• _ENUNCIADO_:
Por favor, copie na íntegra e sem nenhuma alteração o texto abaixo sobre a volta ao Brasil depois de dois anos na Dinamarca.

• _TRECHO CITADO_:
====

Tanta coisa se passou desde a última vez que eu escrevi aqui. Comecei novos projetos, desanimei com os antigos, fui deixando o blog de lado, mas não é que eu senti falta? Muitos de vocês me cobraram textos novos e foi principalmente quando eu voltei para o Brasil que eu me dei conta de quantas pessoas liam o que eu escrevia! O tanto que eu ouvi de "nossa, muito legal aquela história que você contou no blog!" me deram o gás que eu estava precisando para voltar. Sendo a pessoa carente que sou, o feedback de vocês é muito importante pra mim. Não deixem de comentar ou me mandar um recadinho dizendo o que estão achando do texto.
Como vocês já puderam perceber pelo título da postagem, eu não moro mais na Dinamarca.
Mas tudo bem. Não criemos pânico. Apesar de eu morrer de saudades do país nórdico que chamei de casa nos últimos dois anos, voltar às minhas origens também tem sido bem divertido. E é por isso que eu resolvi listar aqui as cinco principais diferenças que eu senti, boas e ruins, no meu regresso às terras Tupiniquins. Vamos lá!

====

• _DADOS BRUTOS_:

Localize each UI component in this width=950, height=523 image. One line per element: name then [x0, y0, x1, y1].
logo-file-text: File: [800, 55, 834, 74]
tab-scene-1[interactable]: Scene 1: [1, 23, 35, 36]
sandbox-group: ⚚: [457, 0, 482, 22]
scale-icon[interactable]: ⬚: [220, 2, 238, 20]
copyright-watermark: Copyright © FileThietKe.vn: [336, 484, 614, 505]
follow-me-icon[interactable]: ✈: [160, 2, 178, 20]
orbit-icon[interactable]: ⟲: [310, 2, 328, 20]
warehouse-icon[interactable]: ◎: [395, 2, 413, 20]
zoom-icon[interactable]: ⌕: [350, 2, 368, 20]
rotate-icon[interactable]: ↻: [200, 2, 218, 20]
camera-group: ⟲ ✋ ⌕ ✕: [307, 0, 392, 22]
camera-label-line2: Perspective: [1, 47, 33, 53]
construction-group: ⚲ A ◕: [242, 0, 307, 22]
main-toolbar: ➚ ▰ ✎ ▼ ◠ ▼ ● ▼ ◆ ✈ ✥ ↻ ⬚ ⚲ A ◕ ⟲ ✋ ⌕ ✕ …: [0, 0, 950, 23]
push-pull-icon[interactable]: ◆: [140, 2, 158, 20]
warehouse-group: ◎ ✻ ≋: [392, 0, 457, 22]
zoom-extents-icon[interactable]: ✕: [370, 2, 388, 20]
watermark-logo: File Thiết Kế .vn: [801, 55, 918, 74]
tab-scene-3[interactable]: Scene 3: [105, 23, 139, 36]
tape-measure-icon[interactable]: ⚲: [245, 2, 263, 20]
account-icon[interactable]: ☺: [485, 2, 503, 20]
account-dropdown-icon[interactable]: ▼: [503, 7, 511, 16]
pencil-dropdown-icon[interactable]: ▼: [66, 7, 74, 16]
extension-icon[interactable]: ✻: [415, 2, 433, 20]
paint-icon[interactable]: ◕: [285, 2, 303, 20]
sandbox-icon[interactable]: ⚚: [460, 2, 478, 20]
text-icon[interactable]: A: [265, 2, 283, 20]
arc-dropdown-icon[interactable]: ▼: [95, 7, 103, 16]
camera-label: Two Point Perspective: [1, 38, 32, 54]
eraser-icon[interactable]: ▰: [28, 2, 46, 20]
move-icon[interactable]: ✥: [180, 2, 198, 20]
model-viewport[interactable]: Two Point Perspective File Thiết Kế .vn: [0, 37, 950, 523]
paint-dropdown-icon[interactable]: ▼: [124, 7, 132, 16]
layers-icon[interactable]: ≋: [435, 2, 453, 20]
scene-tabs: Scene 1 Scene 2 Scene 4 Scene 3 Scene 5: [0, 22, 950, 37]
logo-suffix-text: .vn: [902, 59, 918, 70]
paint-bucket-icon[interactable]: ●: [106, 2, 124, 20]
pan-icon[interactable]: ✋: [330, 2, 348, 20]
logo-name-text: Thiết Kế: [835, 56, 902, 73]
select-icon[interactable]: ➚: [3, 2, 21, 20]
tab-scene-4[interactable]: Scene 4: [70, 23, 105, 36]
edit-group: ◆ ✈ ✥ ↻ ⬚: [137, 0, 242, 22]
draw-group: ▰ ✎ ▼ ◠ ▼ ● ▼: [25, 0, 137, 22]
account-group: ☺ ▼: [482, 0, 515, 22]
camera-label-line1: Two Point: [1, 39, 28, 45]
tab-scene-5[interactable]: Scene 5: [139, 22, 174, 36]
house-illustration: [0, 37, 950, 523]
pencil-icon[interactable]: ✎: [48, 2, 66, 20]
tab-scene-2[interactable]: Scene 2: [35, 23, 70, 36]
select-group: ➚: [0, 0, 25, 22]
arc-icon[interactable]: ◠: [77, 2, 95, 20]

====

• _RESULTADO_:
Tanta coisa se passou desde a última vez que eu escrevi aqui. Comecei novos projetos, desanimei com os antigos, fui deixando o blog de lado, mas não é que eu senti falta? Muitos de vocês me cobraram textos novos e foi principalmente quando eu voltei para o Brasil que eu me dei conta de quantas pessoas liam o que eu escrevia! O tanto que eu ouvi de "nossa, muito legal aquela história que você contou no blog!" me deram o gás que eu estava precisando para voltar. Sendo a pessoa carente que sou, o feedback de vocês é muito importante pra mim. Não deixem de comentar ou me mandar um recadinho dizendo o que estão achando do texto.
Como vocês já puderam perceber pelo título da postagem, eu não moro mais na Dinamarca.
Mas tudo bem. Não criemos pânico. Apesar de eu morrer de saudades do país nórdico que chamei de casa nos últimos dois anos, voltar às minhas origens também tem sido bem divertido. E é por isso que eu resolvi listar aqui as cinco principais diferenças que eu senti, boas e ruins, no meu regresso às terras Tupiniquins. Vamos lá!